__Materials provided__

=-=-=-=-=

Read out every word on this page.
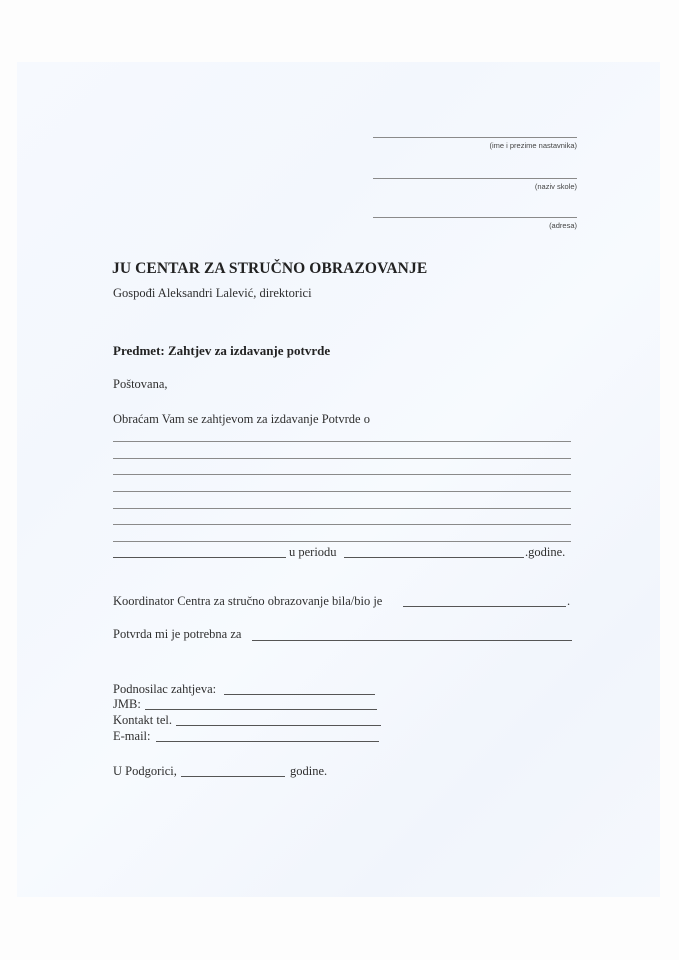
(ime i prezime nastavnika)
(naziv skole)
(adresa)
JU CENTAR ZA STRUČNO OBRAZOVANJE
Gospođi Aleksandri Lalević, direktorici
Predmet: Zahtjev za izdavanje potvrde
Poštovana,
Obraćam Vam se zahtjevom za izdavanje Potvrde o
u periodu	.godine.
Koordinator Centra za stručno obrazovanje bila/bio je	.
Potvrda mi je potrebna za
Podnosilac zahtjeva:
JMB:
Kontakt tel.
E-mail:
U Podgorici,	godine.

=-=-=-=-=

Write out the full listing verbatim, excluding its pictures.

Read out every word on this page.
(ime i prezime nastavnika)
(naziv skole)
(adresa)
JU CENTAR ZA STRUČNO OBRAZOVANJE
Gospođi Aleksandri Lalević, direktorici
Predmet: Zahtjev za izdavanje potvrde
Poštovana,
Obraćam Vam se zahtjevom za izdavanje Potvrde o
u periodu	.godine.
Koordinator Centra za stručno obrazovanje bila/bio je	.
Potvrda mi je potrebna za
Podnosilac zahtjeva:
JMB:
Kontakt tel.
E-mail:
U Podgorici,	godine.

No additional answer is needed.